** Start **

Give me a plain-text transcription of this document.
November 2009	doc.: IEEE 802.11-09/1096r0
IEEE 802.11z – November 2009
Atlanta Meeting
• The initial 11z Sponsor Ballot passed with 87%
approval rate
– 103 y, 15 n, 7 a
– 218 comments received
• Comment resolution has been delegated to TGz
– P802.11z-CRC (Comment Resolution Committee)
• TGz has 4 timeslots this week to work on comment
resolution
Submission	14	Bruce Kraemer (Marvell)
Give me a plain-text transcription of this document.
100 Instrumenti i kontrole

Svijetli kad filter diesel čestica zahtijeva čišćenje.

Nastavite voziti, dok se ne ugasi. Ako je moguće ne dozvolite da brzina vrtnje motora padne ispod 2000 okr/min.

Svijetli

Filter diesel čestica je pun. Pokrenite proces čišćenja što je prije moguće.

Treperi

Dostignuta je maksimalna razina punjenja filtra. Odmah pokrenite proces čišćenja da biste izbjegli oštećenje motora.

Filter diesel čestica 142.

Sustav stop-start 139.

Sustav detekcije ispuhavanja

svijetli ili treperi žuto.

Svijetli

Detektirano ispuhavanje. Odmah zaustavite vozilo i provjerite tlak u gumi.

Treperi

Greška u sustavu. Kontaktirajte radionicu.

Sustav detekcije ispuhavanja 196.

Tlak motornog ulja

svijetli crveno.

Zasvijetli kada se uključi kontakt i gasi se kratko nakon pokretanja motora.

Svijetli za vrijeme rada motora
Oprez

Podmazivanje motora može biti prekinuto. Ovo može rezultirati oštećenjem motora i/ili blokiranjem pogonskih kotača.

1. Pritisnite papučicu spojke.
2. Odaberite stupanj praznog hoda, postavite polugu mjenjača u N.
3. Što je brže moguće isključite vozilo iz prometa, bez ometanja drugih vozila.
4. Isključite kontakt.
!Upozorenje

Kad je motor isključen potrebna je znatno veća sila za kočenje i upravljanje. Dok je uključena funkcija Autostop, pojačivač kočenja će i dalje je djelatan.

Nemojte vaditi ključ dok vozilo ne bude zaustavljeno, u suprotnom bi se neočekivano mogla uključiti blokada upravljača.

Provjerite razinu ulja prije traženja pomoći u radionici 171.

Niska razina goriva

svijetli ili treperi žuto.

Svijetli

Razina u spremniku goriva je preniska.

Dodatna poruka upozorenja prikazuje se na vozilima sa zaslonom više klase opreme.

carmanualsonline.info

** End **
** Start **

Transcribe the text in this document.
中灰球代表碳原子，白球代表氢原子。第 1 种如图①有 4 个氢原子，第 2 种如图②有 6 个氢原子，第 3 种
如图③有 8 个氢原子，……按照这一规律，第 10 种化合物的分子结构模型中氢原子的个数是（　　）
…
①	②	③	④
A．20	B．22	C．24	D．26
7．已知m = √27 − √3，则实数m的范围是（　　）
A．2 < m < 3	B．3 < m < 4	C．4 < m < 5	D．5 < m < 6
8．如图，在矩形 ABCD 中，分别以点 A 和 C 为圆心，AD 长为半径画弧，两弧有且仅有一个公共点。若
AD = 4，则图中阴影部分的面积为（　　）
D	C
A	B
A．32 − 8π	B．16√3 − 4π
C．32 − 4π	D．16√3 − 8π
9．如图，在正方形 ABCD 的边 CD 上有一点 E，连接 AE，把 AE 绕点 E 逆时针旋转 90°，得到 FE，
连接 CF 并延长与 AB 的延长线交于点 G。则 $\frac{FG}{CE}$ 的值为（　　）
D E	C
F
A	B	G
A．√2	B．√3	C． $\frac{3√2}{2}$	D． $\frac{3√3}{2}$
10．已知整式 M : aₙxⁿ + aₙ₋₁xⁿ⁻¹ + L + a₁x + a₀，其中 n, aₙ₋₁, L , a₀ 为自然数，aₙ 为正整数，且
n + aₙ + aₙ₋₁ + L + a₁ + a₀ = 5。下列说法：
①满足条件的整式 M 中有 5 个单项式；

** End **
** Start **

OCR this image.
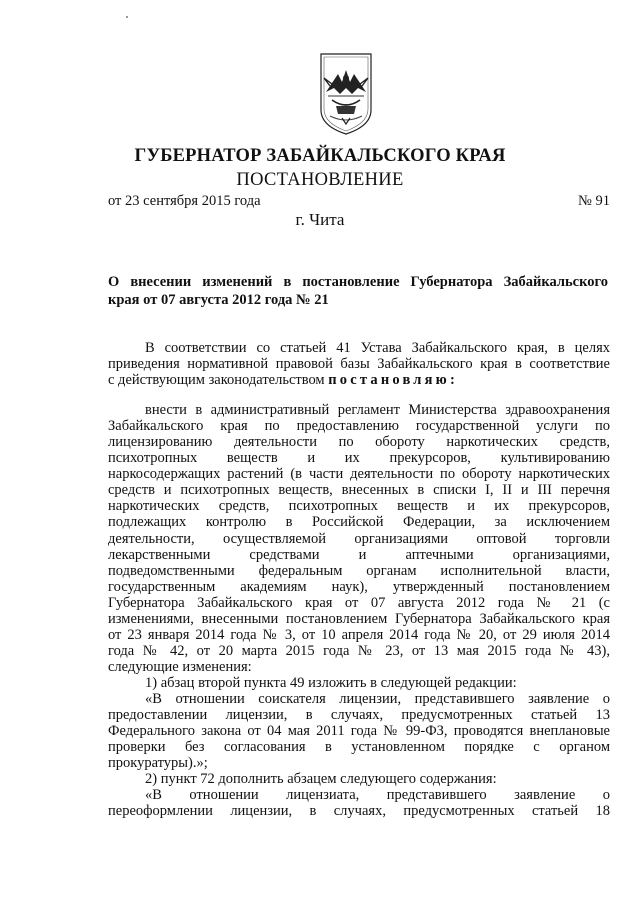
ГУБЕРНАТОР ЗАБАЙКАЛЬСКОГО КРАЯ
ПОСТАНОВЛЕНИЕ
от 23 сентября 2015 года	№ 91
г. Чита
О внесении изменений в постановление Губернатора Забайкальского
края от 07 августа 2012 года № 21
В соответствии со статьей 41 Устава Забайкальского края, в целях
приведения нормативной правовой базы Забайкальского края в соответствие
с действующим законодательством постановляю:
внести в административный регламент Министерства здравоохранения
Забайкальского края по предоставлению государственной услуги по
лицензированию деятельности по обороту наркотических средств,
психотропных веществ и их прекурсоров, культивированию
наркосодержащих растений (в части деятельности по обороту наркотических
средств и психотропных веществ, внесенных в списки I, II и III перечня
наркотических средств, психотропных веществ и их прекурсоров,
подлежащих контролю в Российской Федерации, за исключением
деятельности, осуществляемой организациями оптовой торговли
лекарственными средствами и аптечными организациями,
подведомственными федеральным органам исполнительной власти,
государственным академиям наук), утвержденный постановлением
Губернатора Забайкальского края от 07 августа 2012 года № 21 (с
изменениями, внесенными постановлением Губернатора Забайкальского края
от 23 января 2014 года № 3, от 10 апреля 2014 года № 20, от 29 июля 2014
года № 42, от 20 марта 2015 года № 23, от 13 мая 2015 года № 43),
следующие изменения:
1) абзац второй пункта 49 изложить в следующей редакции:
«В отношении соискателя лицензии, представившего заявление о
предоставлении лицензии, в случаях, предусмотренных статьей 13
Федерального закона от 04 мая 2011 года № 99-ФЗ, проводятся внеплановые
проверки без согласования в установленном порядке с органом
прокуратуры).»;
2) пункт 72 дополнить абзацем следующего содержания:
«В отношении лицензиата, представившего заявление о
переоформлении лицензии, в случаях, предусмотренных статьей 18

** End **

→ Task to carry out: From the data, collect all lines where the string "организациями" appears.

→ Result for this task:
деятельности, осуществляемой организациями оптовой торговли
лекарственными средствами и аптечными организациями,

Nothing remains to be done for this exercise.